Written request:
Write out each line exactly as it stands, please.

++++++++++

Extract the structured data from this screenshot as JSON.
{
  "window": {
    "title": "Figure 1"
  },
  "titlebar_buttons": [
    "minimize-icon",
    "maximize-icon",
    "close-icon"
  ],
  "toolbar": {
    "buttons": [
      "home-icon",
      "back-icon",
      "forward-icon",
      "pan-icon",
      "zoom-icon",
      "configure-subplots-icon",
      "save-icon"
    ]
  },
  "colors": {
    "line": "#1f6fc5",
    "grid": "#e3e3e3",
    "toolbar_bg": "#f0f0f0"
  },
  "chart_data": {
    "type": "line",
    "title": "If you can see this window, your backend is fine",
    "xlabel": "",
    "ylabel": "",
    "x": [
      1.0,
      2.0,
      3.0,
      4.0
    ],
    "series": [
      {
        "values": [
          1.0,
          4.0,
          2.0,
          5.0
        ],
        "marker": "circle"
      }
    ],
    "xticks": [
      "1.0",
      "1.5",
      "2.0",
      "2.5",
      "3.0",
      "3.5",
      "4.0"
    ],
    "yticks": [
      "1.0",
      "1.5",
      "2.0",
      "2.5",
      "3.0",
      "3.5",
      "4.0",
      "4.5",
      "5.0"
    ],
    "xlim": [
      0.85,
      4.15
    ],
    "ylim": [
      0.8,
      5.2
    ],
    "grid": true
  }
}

++++++++++

Result of this exercise:
Extract the structured data from this screenshot as JSON.
{
  "window": {
    "title": "Figure 1"
  },
  "titlebar_buttons": [
    "minimize-icon",
    "maximize-icon",
    "close-icon"
  ],
  "toolbar": {
    "buttons": [
      "home-icon",
      "back-icon",
      "forward-icon",
      "pan-icon",
      "zoom-icon",
      "configure-subplots-icon",
      "save-icon"
    ]
  },
  "colors": {
    "line": "#1f6fc5",
    "grid": "#e3e3e3",
    "toolbar_bg": "#f0f0f0"
  },
  "chart_data": {
    "type": "line",
    "title": "If you can see this window, your backend is fine",
    "xlabel": "",
    "ylabel": "",
    "x": [
      1.0,
      2.0,
      3.0,
      4.0
    ],
    "series": [
      {
        "values": [
          1.0,
          4.0,
          2.0,
          5.0
        ],
        "marker": "circle"
      }
    ],
    "xticks": [
      "1.0",
      "1.5",
      "2.0",
      "2.5",
      "3.0",
      "3.5",
      "4.0"
    ],
    "yticks": [
      "1.0",
      "1.5",
      "2.0",
      "2.5",
      "3.0",
      "3.5",
      "4.0",
      "4.5",
      "5.0"
    ],
    "xlim": [
      0.85,
      4.15
    ],
    "ylim": [
      0.8,
      5.2
    ],
    "grid": true
  }
}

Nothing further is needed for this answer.